## PROBLEM REQUIREMENTS
Would you transcribe the listing that follows, character for character, and omit its images?

┌──

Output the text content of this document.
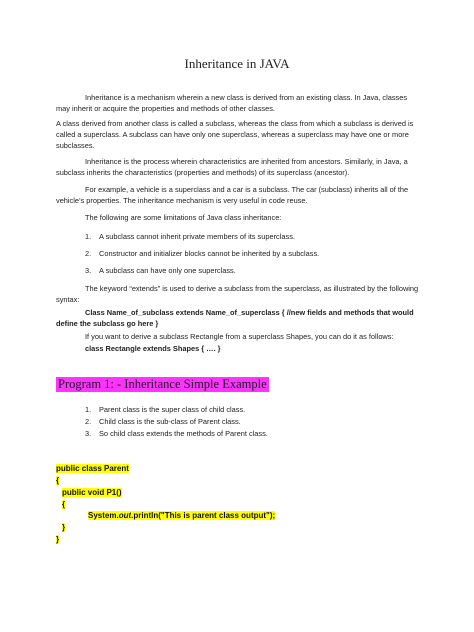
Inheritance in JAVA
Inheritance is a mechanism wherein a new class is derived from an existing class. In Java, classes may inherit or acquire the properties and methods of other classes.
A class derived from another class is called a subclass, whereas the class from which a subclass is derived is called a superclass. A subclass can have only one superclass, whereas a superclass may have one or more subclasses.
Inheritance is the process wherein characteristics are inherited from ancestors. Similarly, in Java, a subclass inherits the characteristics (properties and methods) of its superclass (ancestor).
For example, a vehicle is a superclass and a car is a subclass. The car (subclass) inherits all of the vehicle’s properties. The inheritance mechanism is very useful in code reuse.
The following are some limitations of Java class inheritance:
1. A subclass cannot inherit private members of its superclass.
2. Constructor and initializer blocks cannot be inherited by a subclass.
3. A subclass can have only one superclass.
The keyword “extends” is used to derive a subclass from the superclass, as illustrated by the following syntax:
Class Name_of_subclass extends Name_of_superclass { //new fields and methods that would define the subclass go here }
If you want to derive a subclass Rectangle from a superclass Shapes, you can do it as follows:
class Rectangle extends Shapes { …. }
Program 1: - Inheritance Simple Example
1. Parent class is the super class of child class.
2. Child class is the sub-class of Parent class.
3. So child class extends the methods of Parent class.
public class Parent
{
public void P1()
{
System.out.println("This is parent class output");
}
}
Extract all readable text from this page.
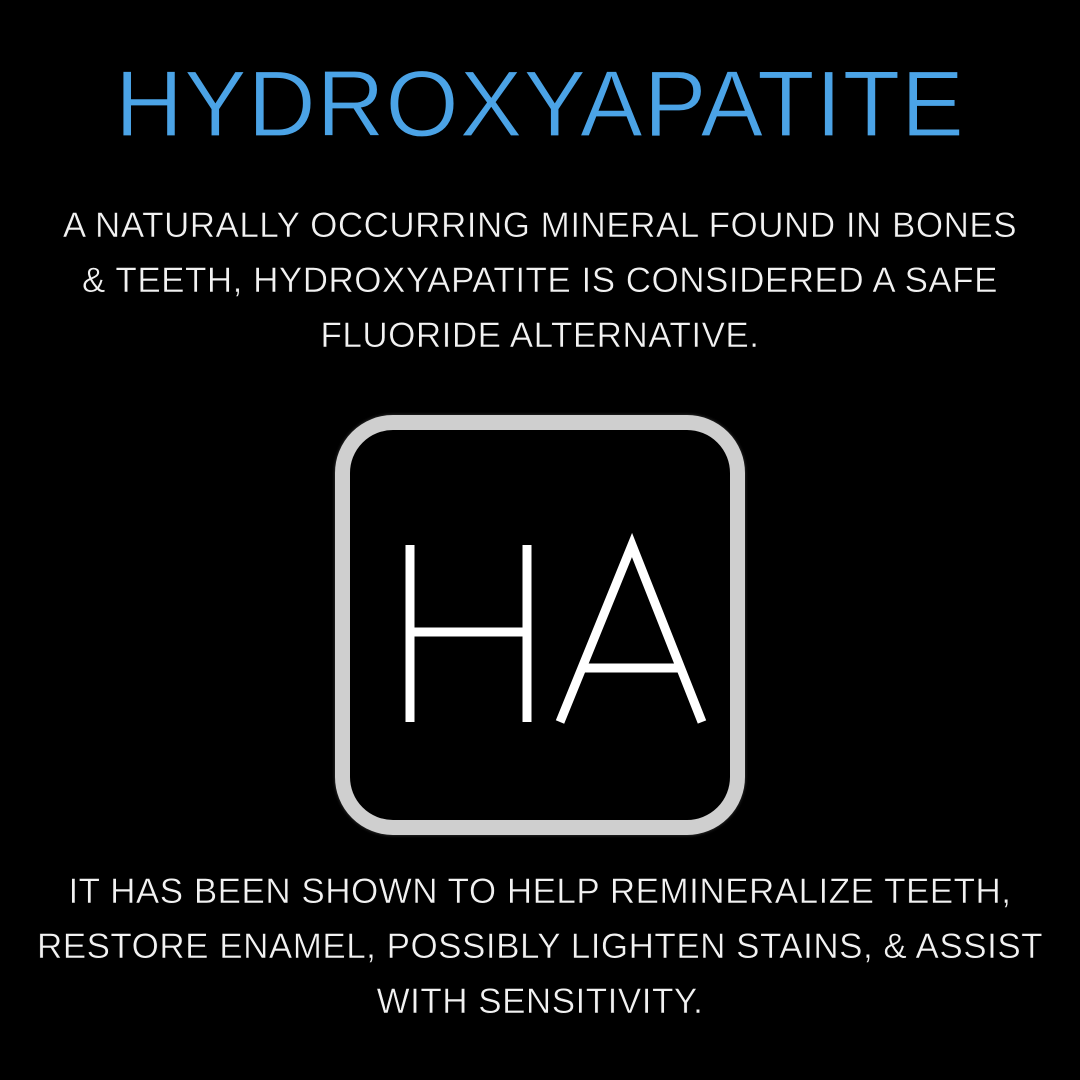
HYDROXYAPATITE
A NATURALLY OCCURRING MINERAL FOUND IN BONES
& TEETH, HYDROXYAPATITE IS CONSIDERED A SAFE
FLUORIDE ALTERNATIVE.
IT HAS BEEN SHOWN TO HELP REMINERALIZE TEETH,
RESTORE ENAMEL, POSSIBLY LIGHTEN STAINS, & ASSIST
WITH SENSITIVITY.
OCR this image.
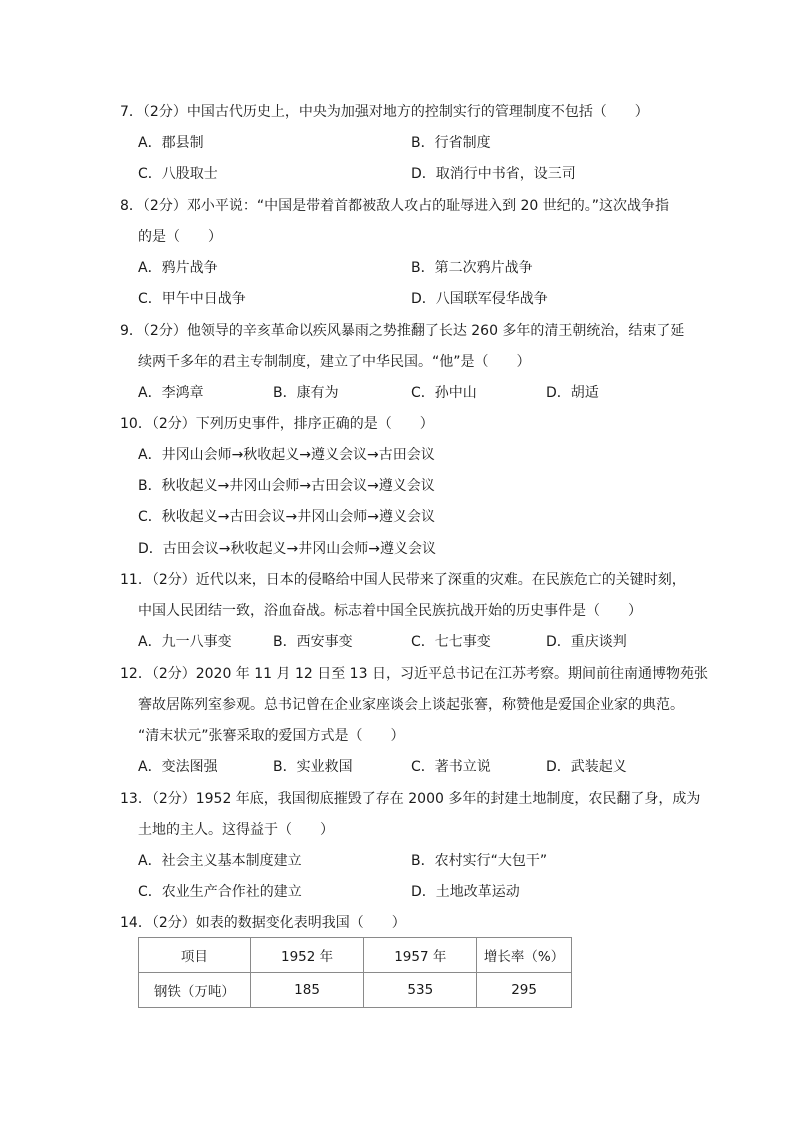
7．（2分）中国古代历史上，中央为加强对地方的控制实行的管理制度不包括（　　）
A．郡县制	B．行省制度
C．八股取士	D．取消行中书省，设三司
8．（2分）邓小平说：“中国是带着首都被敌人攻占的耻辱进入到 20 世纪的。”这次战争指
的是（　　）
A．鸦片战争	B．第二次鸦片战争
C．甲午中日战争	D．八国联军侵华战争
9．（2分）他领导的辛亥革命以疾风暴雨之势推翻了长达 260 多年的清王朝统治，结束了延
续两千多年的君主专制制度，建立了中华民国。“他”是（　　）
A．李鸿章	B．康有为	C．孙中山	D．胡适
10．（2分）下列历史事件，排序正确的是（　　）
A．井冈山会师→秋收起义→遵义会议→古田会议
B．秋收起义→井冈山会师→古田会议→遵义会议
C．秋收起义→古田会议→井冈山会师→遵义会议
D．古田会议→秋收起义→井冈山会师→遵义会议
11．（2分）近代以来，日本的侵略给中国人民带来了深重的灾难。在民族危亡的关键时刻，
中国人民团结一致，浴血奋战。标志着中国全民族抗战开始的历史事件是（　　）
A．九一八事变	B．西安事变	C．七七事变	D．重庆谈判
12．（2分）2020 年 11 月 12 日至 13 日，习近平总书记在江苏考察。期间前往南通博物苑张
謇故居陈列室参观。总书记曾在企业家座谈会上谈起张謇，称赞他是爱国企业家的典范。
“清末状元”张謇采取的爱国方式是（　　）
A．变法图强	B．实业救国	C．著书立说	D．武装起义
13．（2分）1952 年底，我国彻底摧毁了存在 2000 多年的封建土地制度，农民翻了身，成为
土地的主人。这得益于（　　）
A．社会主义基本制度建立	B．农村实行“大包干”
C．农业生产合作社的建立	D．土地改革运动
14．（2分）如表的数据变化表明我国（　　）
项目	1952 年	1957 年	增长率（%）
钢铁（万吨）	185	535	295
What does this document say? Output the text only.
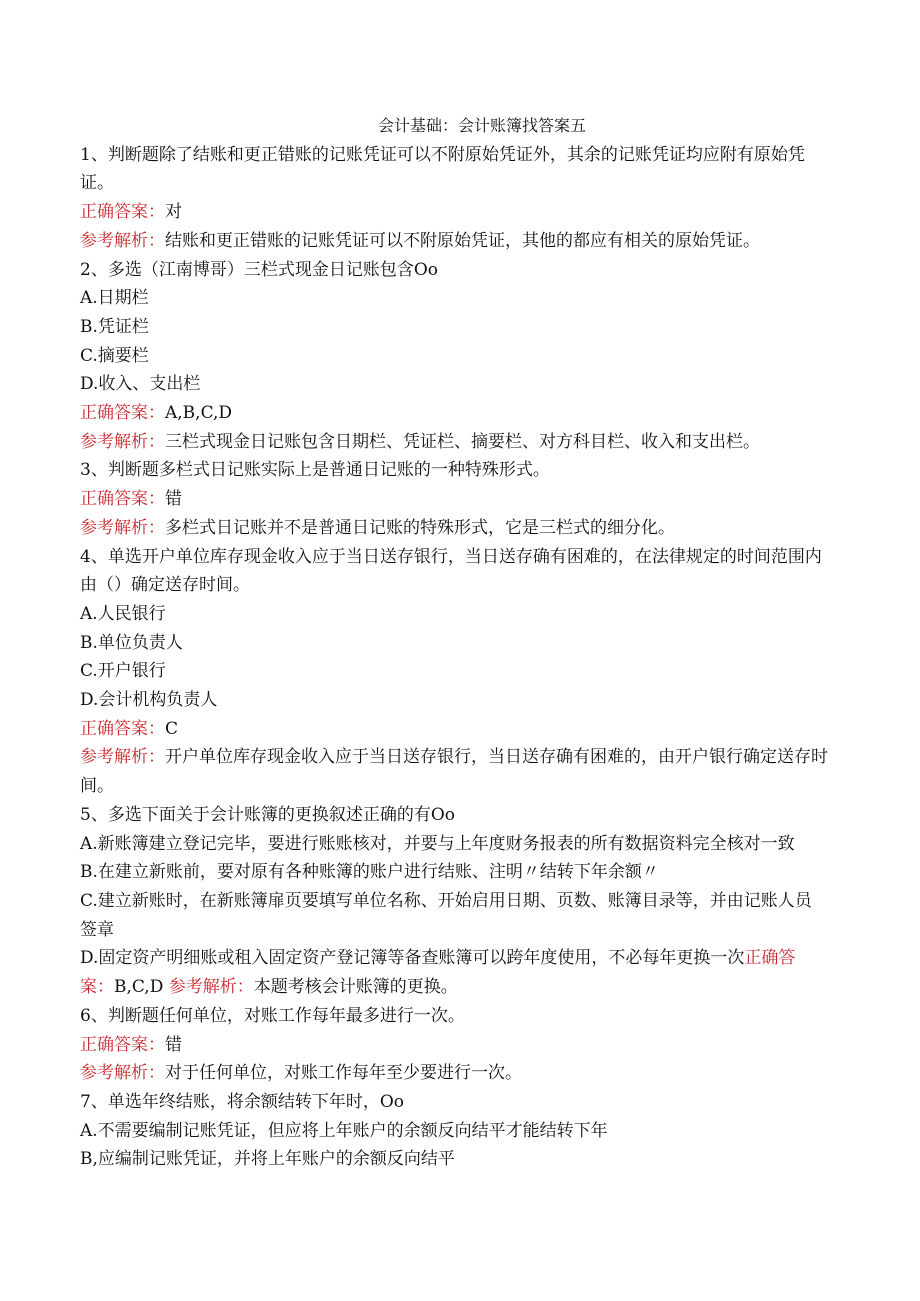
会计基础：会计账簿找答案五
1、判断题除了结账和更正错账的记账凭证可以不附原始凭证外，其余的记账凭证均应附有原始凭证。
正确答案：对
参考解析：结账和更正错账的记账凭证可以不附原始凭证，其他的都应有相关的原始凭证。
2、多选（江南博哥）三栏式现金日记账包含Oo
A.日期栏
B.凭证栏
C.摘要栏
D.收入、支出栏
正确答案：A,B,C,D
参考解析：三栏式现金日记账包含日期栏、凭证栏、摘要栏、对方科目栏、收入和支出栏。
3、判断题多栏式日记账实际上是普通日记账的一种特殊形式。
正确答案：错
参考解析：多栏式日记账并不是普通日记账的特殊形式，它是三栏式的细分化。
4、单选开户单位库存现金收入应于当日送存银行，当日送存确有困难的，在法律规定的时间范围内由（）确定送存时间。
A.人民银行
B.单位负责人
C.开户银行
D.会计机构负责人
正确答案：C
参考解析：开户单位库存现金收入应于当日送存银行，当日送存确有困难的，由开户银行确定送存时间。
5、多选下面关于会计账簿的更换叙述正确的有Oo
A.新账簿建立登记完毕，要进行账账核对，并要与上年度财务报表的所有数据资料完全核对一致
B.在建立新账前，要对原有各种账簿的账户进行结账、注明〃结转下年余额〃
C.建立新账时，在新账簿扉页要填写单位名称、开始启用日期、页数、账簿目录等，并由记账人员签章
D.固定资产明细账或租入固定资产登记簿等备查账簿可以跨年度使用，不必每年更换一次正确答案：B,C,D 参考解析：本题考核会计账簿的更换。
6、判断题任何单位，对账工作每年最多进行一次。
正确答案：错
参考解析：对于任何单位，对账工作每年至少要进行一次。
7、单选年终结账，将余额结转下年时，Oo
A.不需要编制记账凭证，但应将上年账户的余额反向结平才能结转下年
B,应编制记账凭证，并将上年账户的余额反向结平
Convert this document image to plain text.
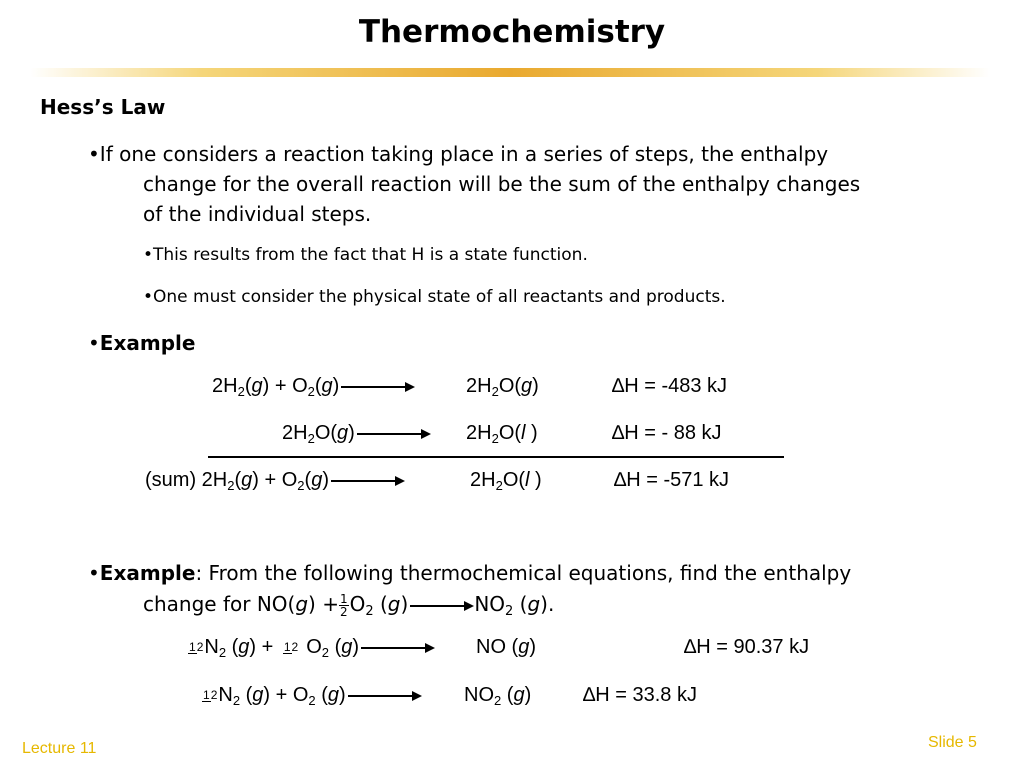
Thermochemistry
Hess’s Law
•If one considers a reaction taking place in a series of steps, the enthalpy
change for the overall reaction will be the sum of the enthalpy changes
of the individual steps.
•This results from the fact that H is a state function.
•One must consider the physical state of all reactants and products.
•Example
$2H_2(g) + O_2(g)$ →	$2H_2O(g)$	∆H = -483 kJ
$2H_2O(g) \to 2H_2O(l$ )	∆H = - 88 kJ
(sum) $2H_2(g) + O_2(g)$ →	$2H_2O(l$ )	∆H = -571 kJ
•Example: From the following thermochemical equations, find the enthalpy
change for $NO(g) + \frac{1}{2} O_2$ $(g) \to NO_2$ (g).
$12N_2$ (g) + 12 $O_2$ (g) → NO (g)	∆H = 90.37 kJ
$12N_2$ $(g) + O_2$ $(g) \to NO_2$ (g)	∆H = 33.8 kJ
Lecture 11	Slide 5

└──

## RESPONSE TO THIS TASK
Output the text content of this document.
Inheritance in JAVA
Inheritance is a mechanism wherein a new class is derived from an existing class. In Java, classes may inherit or acquire the properties and methods of other classes.
A class derived from another class is called a subclass, whereas the class from which a subclass is derived is called a superclass. A subclass can have only one superclass, whereas a superclass may have one or more subclasses.
Inheritance is the process wherein characteristics are inherited from ancestors. Similarly, in Java, a subclass inherits the characteristics (properties and methods) of its superclass (ancestor).
For example, a vehicle is a superclass and a car is a subclass. The car (subclass) inherits all of the vehicle’s properties. The inheritance mechanism is very useful in code reuse.
The following are some limitations of Java class inheritance:
1. A subclass cannot inherit private members of its superclass.
2. Constructor and initializer blocks cannot be inherited by a subclass.
3. A subclass can have only one superclass.
The keyword “extends” is used to derive a subclass from the superclass, as illustrated by the following syntax:
Class Name_of_subclass extends Name_of_superclass { //new fields and methods that would define the subclass go here }
If you want to derive a subclass Rectangle from a superclass Shapes, you can do it as follows:
class Rectangle extends Shapes { …. }
Program 1: - Inheritance Simple Example
1. Parent class is the super class of child class.
2. Child class is the sub-class of Parent class.
3. So child class extends the methods of Parent class.
public class Parent
{
public void P1()
{
System.out.println("This is parent class output");
}
}
Extract all readable text from this page.
HYDROXYAPATITE
A NATURALLY OCCURRING MINERAL FOUND IN BONES
& TEETH, HYDROXYAPATITE IS CONSIDERED A SAFE
FLUORIDE ALTERNATIVE.
IT HAS BEEN SHOWN TO HELP REMINERALIZE TEETH,
RESTORE ENAMEL, POSSIBLY LIGHTEN STAINS, & ASSIST
WITH SENSITIVITY.
OCR this image.
7．（2分）中国古代历史上，中央为加强对地方的控制实行的管理制度不包括（　　）
A．郡县制	B．行省制度
C．八股取士	D．取消行中书省，设三司
8．（2分）邓小平说：“中国是带着首都被敌人攻占的耻辱进入到 20 世纪的。”这次战争指
的是（　　）
A．鸦片战争	B．第二次鸦片战争
C．甲午中日战争	D．八国联军侵华战争
9．（2分）他领导的辛亥革命以疾风暴雨之势推翻了长达 260 多年的清王朝统治，结束了延
续两千多年的君主专制制度，建立了中华民国。“他”是（　　）
A．李鸿章	B．康有为	C．孙中山	D．胡适
10．（2分）下列历史事件，排序正确的是（　　）
A．井冈山会师→秋收起义→遵义会议→古田会议
B．秋收起义→井冈山会师→古田会议→遵义会议
C．秋收起义→古田会议→井冈山会师→遵义会议
D．古田会议→秋收起义→井冈山会师→遵义会议
11．（2分）近代以来，日本的侵略给中国人民带来了深重的灾难。在民族危亡的关键时刻，
中国人民团结一致，浴血奋战。标志着中国全民族抗战开始的历史事件是（　　）
A．九一八事变	B．西安事变	C．七七事变	D．重庆谈判
12．（2分）2020 年 11 月 12 日至 13 日，习近平总书记在江苏考察。期间前往南通博物苑张
謇故居陈列室参观。总书记曾在企业家座谈会上谈起张謇，称赞他是爱国企业家的典范。
“清末状元”张謇采取的爱国方式是（　　）
A．变法图强	B．实业救国	C．著书立说	D．武装起义
13．（2分）1952 年底，我国彻底摧毁了存在 2000 多年的封建土地制度，农民翻了身，成为
土地的主人。这得益于（　　）
A．社会主义基本制度建立	B．农村实行“大包干”
C．农业生产合作社的建立	D．土地改革运动
14．（2分）如表的数据变化表明我国（　　）
项目	1952 年	1957 年	增长率（%）
钢铁（万吨）	185	535	295
What does this document say? Output the text only.
会计基础：会计账簿找答案五
1、判断题除了结账和更正错账的记账凭证可以不附原始凭证外，其余的记账凭证均应附有原始凭证。
正确答案：对
参考解析：结账和更正错账的记账凭证可以不附原始凭证，其他的都应有相关的原始凭证。
2、多选（江南博哥）三栏式现金日记账包含Oo
A.日期栏
B.凭证栏
C.摘要栏
D.收入、支出栏
正确答案：A,B,C,D
参考解析：三栏式现金日记账包含日期栏、凭证栏、摘要栏、对方科目栏、收入和支出栏。
3、判断题多栏式日记账实际上是普通日记账的一种特殊形式。
正确答案：错
参考解析：多栏式日记账并不是普通日记账的特殊形式，它是三栏式的细分化。
4、单选开户单位库存现金收入应于当日送存银行，当日送存确有困难的，在法律规定的时间范围内由（）确定送存时间。
A.人民银行
B.单位负责人
C.开户银行
D.会计机构负责人
正确答案：C
参考解析：开户单位库存现金收入应于当日送存银行，当日送存确有困难的，由开户银行确定送存时间。
5、多选下面关于会计账簿的更换叙述正确的有Oo
A.新账簿建立登记完毕，要进行账账核对，并要与上年度财务报表的所有数据资料完全核对一致
B.在建立新账前，要对原有各种账簿的账户进行结账、注明〃结转下年余额〃
C.建立新账时，在新账簿扉页要填写单位名称、开始启用日期、页数、账簿目录等，并由记账人员签章
D.固定资产明细账或租入固定资产登记簿等备查账簿可以跨年度使用，不必每年更换一次正确答案：B,C,D 参考解析：本题考核会计账簿的更换。
6、判断题任何单位，对账工作每年最多进行一次。
正确答案：错
参考解析：对于任何单位，对账工作每年至少要进行一次。
7、单选年终结账，将余额结转下年时，Oo
A.不需要编制记账凭证，但应将上年账户的余额反向结平才能结转下年
B,应编制记账凭证，并将上年账户的余额反向结平
Convert this document image to plain text.
Thermochemistry
Hess’s Law
•If one considers a reaction taking place in a series of steps, the enthalpy
change for the overall reaction will be the sum of the enthalpy changes
of the individual steps.
•This results from the fact that H is a state function.
•One must consider the physical state of all reactants and products.
•Example
$2H_2(g) + O_2(g)$ →	$2H_2O(g)$	∆H = -483 kJ
$2H_2O(g) \to 2H_2O(l$ )	∆H = - 88 kJ
(sum) $2H_2(g) + O_2(g)$ →	$2H_2O(l$ )	∆H = -571 kJ
•Example: From the following thermochemical equations, find the enthalpy
change for $NO(g) + \frac{1}{2} O_2$ $(g) \to NO_2$ (g).
$12N_2$ (g) + 12 $O_2$ (g) → NO (g)	∆H = 90.37 kJ
$12N_2$ $(g) + O_2$ $(g) \to NO_2$ (g)	∆H = 33.8 kJ
Lecture 11	Slide 5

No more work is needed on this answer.